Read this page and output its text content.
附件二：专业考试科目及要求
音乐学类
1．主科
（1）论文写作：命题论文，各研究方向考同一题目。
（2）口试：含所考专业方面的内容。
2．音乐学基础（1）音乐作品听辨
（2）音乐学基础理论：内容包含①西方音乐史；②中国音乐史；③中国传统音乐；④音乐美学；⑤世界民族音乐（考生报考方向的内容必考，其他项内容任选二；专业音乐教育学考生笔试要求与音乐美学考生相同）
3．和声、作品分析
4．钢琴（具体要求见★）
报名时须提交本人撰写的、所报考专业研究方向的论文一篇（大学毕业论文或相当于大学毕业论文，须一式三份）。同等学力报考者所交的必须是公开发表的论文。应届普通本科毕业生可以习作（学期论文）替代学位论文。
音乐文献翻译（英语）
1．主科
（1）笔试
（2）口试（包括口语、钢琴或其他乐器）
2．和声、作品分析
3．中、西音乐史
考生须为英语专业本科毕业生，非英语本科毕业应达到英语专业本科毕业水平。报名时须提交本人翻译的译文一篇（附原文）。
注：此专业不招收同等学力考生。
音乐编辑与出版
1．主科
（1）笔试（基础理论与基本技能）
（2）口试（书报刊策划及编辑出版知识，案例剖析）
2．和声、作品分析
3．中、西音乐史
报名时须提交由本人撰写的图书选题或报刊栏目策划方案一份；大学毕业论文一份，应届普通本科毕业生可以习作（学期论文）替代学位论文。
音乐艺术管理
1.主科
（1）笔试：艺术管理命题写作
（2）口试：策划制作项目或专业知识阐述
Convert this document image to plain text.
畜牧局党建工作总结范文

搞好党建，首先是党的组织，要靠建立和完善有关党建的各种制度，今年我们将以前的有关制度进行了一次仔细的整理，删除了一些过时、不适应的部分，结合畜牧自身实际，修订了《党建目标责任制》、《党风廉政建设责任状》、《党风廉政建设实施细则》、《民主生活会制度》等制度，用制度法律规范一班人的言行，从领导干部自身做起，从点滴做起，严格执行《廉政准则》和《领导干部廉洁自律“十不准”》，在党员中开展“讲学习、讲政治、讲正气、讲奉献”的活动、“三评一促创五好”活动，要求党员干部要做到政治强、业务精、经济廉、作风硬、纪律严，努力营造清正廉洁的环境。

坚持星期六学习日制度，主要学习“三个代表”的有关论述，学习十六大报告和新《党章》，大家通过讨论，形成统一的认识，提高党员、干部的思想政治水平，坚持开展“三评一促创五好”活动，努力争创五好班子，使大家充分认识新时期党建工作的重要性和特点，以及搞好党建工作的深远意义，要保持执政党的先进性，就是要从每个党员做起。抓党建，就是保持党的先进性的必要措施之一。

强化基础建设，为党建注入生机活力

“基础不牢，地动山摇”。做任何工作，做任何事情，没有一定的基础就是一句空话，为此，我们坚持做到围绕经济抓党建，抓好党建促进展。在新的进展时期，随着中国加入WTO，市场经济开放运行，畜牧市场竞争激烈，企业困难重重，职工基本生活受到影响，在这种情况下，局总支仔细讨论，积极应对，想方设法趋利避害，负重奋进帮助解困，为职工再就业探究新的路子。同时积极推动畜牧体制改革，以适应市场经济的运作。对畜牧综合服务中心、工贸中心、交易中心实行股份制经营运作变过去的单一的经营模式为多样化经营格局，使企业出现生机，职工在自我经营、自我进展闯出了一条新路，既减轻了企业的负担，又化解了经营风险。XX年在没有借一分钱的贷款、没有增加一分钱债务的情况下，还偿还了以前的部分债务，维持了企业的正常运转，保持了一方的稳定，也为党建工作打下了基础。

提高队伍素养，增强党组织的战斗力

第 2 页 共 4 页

• **GOAL**:
Select every line of the material above holding the word "替代学位论文" and copy it.

• **RESPONSE TO THE TASK**:
报名时须提交本人撰写的、所报考专业研究方向的论文一篇（大学毕业论文或相当于大学毕业论文，须一式三份）。同等学力报考者所交的必须是公开发表的论文。应届普通本科毕业生可以习作（学期论文）替代学位论文。
报名时须提交由本人撰写的图书选题或报刊栏目策划方案一份；大学毕业论文一份，应届普通本科毕业生可以习作（学期论文）替代学位论文。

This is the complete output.